EXTRACTED ENTRIES start

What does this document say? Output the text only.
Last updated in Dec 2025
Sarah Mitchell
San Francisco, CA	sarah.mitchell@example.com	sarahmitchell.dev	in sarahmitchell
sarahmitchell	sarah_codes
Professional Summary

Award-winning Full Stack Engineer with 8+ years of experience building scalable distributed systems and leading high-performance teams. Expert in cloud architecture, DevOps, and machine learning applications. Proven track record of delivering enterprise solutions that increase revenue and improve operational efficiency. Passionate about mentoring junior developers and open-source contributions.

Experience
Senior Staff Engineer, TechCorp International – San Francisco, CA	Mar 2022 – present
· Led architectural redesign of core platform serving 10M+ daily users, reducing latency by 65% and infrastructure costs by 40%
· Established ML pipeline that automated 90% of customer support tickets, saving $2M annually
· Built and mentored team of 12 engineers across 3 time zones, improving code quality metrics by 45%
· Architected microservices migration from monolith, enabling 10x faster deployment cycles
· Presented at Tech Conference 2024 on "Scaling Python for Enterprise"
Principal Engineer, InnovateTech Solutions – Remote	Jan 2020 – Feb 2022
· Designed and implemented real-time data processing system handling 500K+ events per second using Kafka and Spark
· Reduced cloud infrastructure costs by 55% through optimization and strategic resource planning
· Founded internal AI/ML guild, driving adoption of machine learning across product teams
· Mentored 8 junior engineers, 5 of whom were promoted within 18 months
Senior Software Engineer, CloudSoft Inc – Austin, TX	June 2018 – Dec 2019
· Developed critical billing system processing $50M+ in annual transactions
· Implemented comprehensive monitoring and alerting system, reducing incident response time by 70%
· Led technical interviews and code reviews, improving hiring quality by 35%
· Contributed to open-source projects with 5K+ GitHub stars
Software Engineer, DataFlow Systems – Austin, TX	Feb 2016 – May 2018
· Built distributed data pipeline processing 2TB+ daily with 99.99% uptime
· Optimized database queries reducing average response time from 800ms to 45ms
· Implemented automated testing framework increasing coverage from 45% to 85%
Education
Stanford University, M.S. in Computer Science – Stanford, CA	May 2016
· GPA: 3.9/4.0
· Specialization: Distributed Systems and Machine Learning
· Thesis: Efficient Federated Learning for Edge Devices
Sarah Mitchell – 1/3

EXTRACTED ENTRIES end

*GOAL:*
From the data above, work out how many lines contain the string "sarahmitchell" and reply with only the number.

*OUTPUT FOR THIS EXERCISE:*
2